Exercise task: Transcribe all the entries word for word, but omit the images.

[Collected data entries]
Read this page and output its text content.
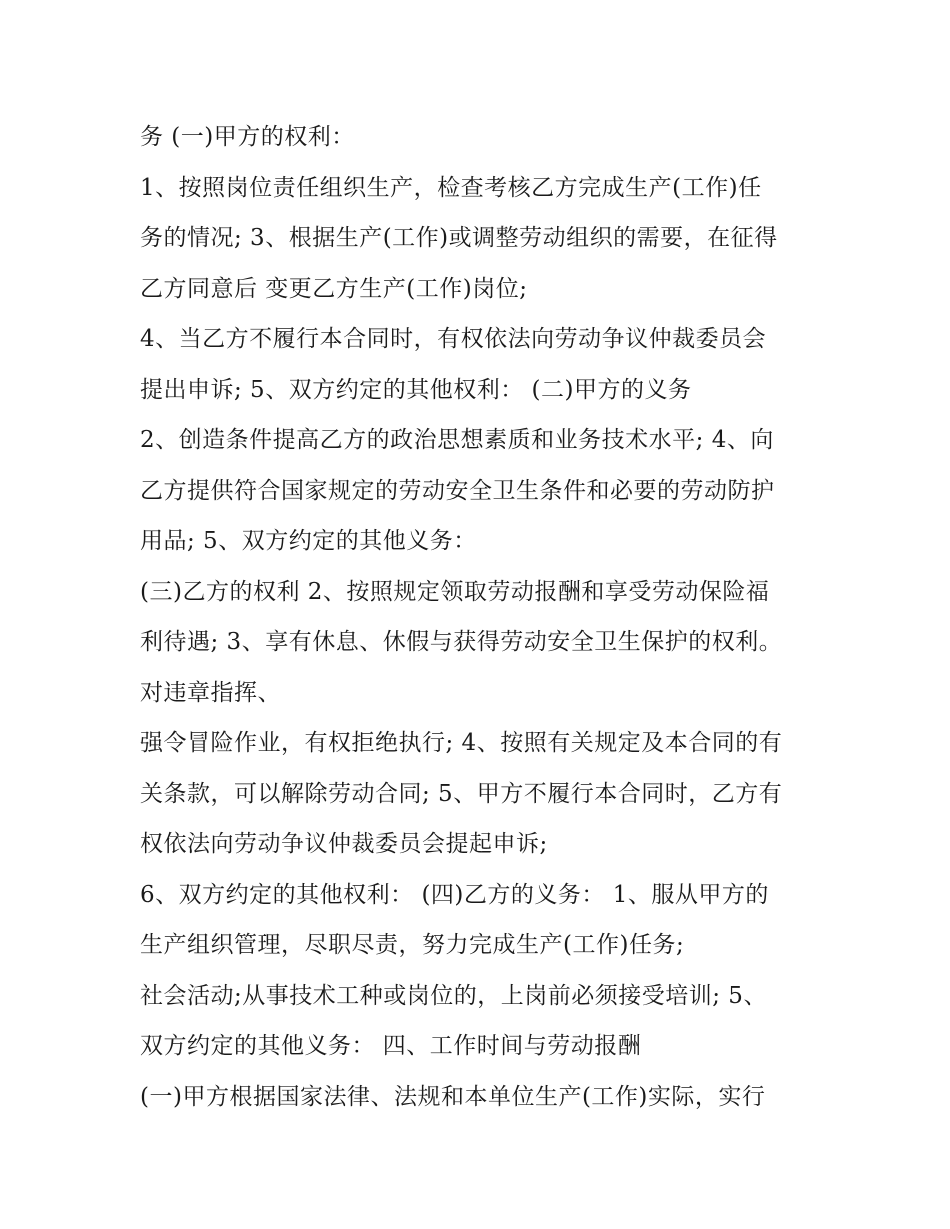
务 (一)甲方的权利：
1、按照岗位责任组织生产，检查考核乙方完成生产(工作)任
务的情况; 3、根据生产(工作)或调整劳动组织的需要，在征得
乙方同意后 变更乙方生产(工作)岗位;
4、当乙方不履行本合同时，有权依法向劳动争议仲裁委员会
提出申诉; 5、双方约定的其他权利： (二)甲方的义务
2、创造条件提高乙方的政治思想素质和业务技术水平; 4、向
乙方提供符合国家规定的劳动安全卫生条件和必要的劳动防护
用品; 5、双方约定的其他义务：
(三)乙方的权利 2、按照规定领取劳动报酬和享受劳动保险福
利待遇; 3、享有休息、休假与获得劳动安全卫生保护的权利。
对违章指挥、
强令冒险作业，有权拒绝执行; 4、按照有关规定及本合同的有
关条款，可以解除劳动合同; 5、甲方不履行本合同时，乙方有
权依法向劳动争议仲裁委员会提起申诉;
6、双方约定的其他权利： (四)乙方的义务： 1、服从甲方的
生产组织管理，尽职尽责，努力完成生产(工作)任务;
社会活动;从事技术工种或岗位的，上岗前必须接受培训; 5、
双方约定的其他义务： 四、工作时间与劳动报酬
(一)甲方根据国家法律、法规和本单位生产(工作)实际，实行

Result:
Read this page and output its text content.
务 (一)甲方的权利：
1、按照岗位责任组织生产，检查考核乙方完成生产(工作)任
务的情况; 3、根据生产(工作)或调整劳动组织的需要，在征得
乙方同意后 变更乙方生产(工作)岗位;
4、当乙方不履行本合同时，有权依法向劳动争议仲裁委员会
提出申诉; 5、双方约定的其他权利： (二)甲方的义务
2、创造条件提高乙方的政治思想素质和业务技术水平; 4、向
乙方提供符合国家规定的劳动安全卫生条件和必要的劳动防护
用品; 5、双方约定的其他义务：
(三)乙方的权利 2、按照规定领取劳动报酬和享受劳动保险福
利待遇; 3、享有休息、休假与获得劳动安全卫生保护的权利。
对违章指挥、
强令冒险作业，有权拒绝执行; 4、按照有关规定及本合同的有
关条款，可以解除劳动合同; 5、甲方不履行本合同时，乙方有
权依法向劳动争议仲裁委员会提起申诉;
6、双方约定的其他权利： (四)乙方的义务： 1、服从甲方的
生产组织管理，尽职尽责，努力完成生产(工作)任务;
社会活动;从事技术工种或岗位的，上岗前必须接受培训; 5、
双方约定的其他义务： 四、工作时间与劳动报酬
(一)甲方根据国家法律、法规和本单位生产(工作)实际，实行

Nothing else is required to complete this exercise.